## Stated exercise
In the data below, locate each line with the word "context" and list it.

## Input
———

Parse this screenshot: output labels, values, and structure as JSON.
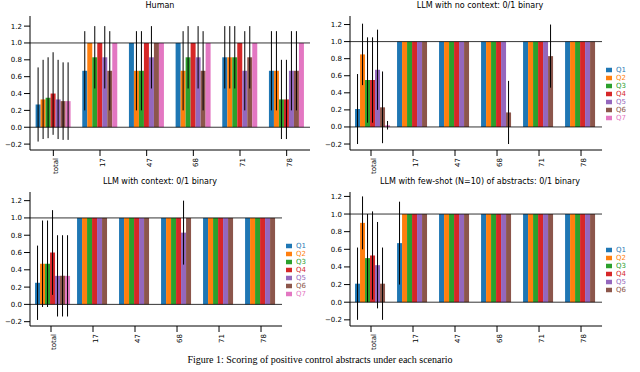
{
  "caption": "Figure 1: Scoring of positive control abstracts under each scenario",
  "chart_data": [
    {
      "type": "bar",
      "title": "Human",
      "categories": [
        "total",
        "17",
        "47",
        "68",
        "71",
        "78"
      ],
      "series": [
        {
          "name": "Q1",
          "color": "#1f77b4",
          "values": [
            0.27,
            0.67,
            1,
            1,
            0.83,
            0.67
          ],
          "errors": [
            0.44,
            0.47,
            0,
            0,
            0.37,
            0.47
          ]
        },
        {
          "name": "Q2",
          "color": "#ff7f0e",
          "values": [
            0.33,
            1,
            0.67,
            0.67,
            0.83,
            0.67
          ],
          "errors": [
            0.47,
            0,
            0.47,
            0.47,
            0.37,
            0.47
          ]
        },
        {
          "name": "Q3",
          "color": "#2ca02c",
          "values": [
            0.35,
            0.83,
            0.67,
            0.83,
            0.83,
            0.33
          ],
          "errors": [
            0.48,
            0.37,
            0.47,
            0.37,
            0.37,
            0.47
          ]
        },
        {
          "name": "Q4",
          "color": "#d62728",
          "values": [
            0.4,
            1,
            1,
            1,
            1,
            0.33
          ],
          "errors": [
            0.49,
            0,
            0,
            0,
            0,
            0.47
          ]
        },
        {
          "name": "Q5",
          "color": "#9467bd",
          "values": [
            0.33,
            0.83,
            0.83,
            0.83,
            0.67,
            0.67
          ],
          "errors": [
            0.47,
            0.37,
            0.37,
            0.37,
            0.47,
            0.47
          ]
        },
        {
          "name": "Q6",
          "color": "#8c564b",
          "values": [
            0.31,
            0.67,
            1,
            0.67,
            0.83,
            0.67
          ],
          "errors": [
            0.46,
            0.47,
            0,
            0.47,
            0.37,
            0.47
          ]
        },
        {
          "name": "Q7",
          "color": "#e377c2",
          "values": [
            0.31,
            1,
            1,
            1,
            1,
            1
          ],
          "errors": [
            0.46,
            0,
            0,
            0,
            0,
            0
          ]
        }
      ],
      "ylim": [
        -0.27,
        1.32
      ],
      "yticks": [
        {
          "value": -0.2,
          "label": "−0.2"
        },
        {
          "value": 0,
          "label": "0.0"
        },
        0.2,
        0.4,
        0.6,
        0.8,
        {
          "value": 1,
          "label": "1.0"
        },
        1.2
      ],
      "hlines": [
        0,
        1
      ]
    },
    {
      "type": "bar",
      "title": "LLM with no context: 0/1 binary",
      "categories": [
        "total",
        "17",
        "47",
        "68",
        "71",
        "78"
      ],
      "series": [
        {
          "name": "Q1",
          "color": "#1f77b4",
          "values": [
            0.21,
            1,
            1,
            1,
            1,
            1
          ],
          "errors": [
            0.41,
            0,
            0,
            0,
            0,
            0
          ]
        },
        {
          "name": "Q2",
          "color": "#ff7f0e",
          "values": [
            0.85,
            1,
            1,
            1,
            1,
            1
          ],
          "errors": [
            0.36,
            0,
            0,
            0,
            0,
            0
          ]
        },
        {
          "name": "Q3",
          "color": "#2ca02c",
          "values": [
            0.55,
            1,
            1,
            1,
            1,
            1
          ],
          "errors": [
            0.5,
            0,
            0,
            0,
            0,
            0
          ]
        },
        {
          "name": "Q4",
          "color": "#d62728",
          "values": [
            0.55,
            1,
            1,
            1,
            1,
            1
          ],
          "errors": [
            0.5,
            0,
            0,
            0,
            0,
            0
          ]
        },
        {
          "name": "Q5",
          "color": "#9467bd",
          "values": [
            0.67,
            1,
            1,
            1,
            1,
            1
          ],
          "errors": [
            0.47,
            0,
            0,
            0,
            0,
            0
          ]
        },
        {
          "name": "Q6",
          "color": "#8c564b",
          "values": [
            0.23,
            1,
            1,
            0.17,
            0.83,
            1
          ],
          "errors": [
            0.42,
            0,
            0,
            0.37,
            0.37,
            0
          ]
        },
        {
          "name": "Q7",
          "color": "#e377c2",
          "values": [
            0.02,
            null,
            null,
            null,
            null,
            null
          ],
          "errors": [
            0.05,
            null,
            null,
            null,
            null,
            null
          ]
        }
      ],
      "ylim": [
        -0.27,
        1.3
      ],
      "yticks": [
        {
          "value": -0.2,
          "label": "−0.2"
        },
        {
          "value": 0,
          "label": "0.0"
        },
        0.2,
        0.4,
        0.6,
        0.8,
        {
          "value": 1,
          "label": "1.0"
        },
        1.2
      ],
      "hlines": [
        0,
        1
      ],
      "legend": "right"
    },
    {
      "type": "bar",
      "title": "LLM with context: 0/1 binary",
      "categories": [
        "total",
        "17",
        "47",
        "68",
        "71",
        "78"
      ],
      "series": [
        {
          "name": "Q1",
          "color": "#1f77b4",
          "values": [
            0.25,
            1,
            1,
            1,
            1,
            1
          ],
          "errors": [
            0.43,
            0,
            0,
            0,
            0,
            0
          ]
        },
        {
          "name": "Q2",
          "color": "#ff7f0e",
          "values": [
            0.47,
            1,
            1,
            1,
            1,
            1
          ],
          "errors": [
            0.5,
            0,
            0,
            0,
            0,
            0
          ]
        },
        {
          "name": "Q3",
          "color": "#2ca02c",
          "values": [
            0.47,
            1,
            1,
            1,
            1,
            1
          ],
          "errors": [
            0.5,
            0,
            0,
            0,
            0,
            0
          ]
        },
        {
          "name": "Q4",
          "color": "#d62728",
          "values": [
            0.6,
            1,
            1,
            1,
            1,
            1
          ],
          "errors": [
            0.49,
            0,
            0,
            0,
            0,
            0
          ]
        },
        {
          "name": "Q5",
          "color": "#9467bd",
          "values": [
            0.33,
            1,
            1,
            0.83,
            1,
            1
          ],
          "errors": [
            0.47,
            0,
            0,
            0.37,
            0,
            0
          ]
        },
        {
          "name": "Q6",
          "color": "#8c564b",
          "values": [
            0.33,
            1,
            1,
            1,
            1,
            1
          ],
          "errors": [
            0.47,
            0,
            0,
            0,
            0,
            0
          ]
        },
        {
          "name": "Q7",
          "color": "#e377c2",
          "values": [
            0.33,
            null,
            null,
            null,
            null,
            null
          ],
          "errors": [
            0.47,
            null,
            null,
            null,
            null,
            null
          ]
        }
      ],
      "ylim": [
        -0.25,
        1.3
      ],
      "yticks": [
        {
          "value": -0.2,
          "label": "−0.2"
        },
        {
          "value": 0,
          "label": "0.0"
        },
        0.2,
        0.4,
        0.6,
        0.8,
        {
          "value": 1,
          "label": "1.0"
        },
        1.2
      ],
      "hlines": [
        0,
        1
      ],
      "legend": "right"
    },
    {
      "type": "bar",
      "title": "LLM with few-shot (N=10) of abstracts: 0/1 binary",
      "categories": [
        "total",
        "17",
        "47",
        "68",
        "71",
        "78"
      ],
      "series": [
        {
          "name": "Q1",
          "color": "#1f77b4",
          "values": [
            0.21,
            0.67,
            1,
            1,
            1,
            1
          ],
          "errors": [
            0.41,
            0.47,
            0,
            0,
            0,
            0
          ]
        },
        {
          "name": "Q2",
          "color": "#ff7f0e",
          "values": [
            0.9,
            1,
            1,
            1,
            1,
            1
          ],
          "errors": [
            0.3,
            0,
            0,
            0,
            0,
            0
          ]
        },
        {
          "name": "Q3",
          "color": "#2ca02c",
          "values": [
            0.5,
            1,
            1,
            1,
            1,
            1
          ],
          "errors": [
            0.5,
            0,
            0,
            0,
            0,
            0
          ]
        },
        {
          "name": "Q4",
          "color": "#d62728",
          "values": [
            0.53,
            1,
            1,
            1,
            1,
            1
          ],
          "errors": [
            0.5,
            0,
            0,
            0,
            0,
            0
          ]
        },
        {
          "name": "Q5",
          "color": "#9467bd",
          "values": [
            0.42,
            1,
            1,
            1,
            1,
            1
          ],
          "errors": [
            0.49,
            0,
            0,
            0,
            0,
            0
          ]
        },
        {
          "name": "Q6",
          "color": "#8c564b",
          "values": [
            0.21,
            1,
            1,
            1,
            1,
            1
          ],
          "errors": [
            0.41,
            0,
            0,
            0,
            0,
            0
          ]
        }
      ],
      "ylim": [
        -0.27,
        1.25
      ],
      "yticks": [
        {
          "value": -0.2,
          "label": "−0.2"
        },
        {
          "value": 0,
          "label": "0.0"
        },
        0.2,
        0.4,
        0.6,
        0.8,
        {
          "value": 1,
          "label": "1.0"
        },
        1.2
      ],
      "hlines": [
        0,
        1
      ],
      "legend": "right"
    }
  ]
}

———

## Response
      "title": "LLM with no context: 0/1 binary",
      "title": "LLM with context: 0/1 binary",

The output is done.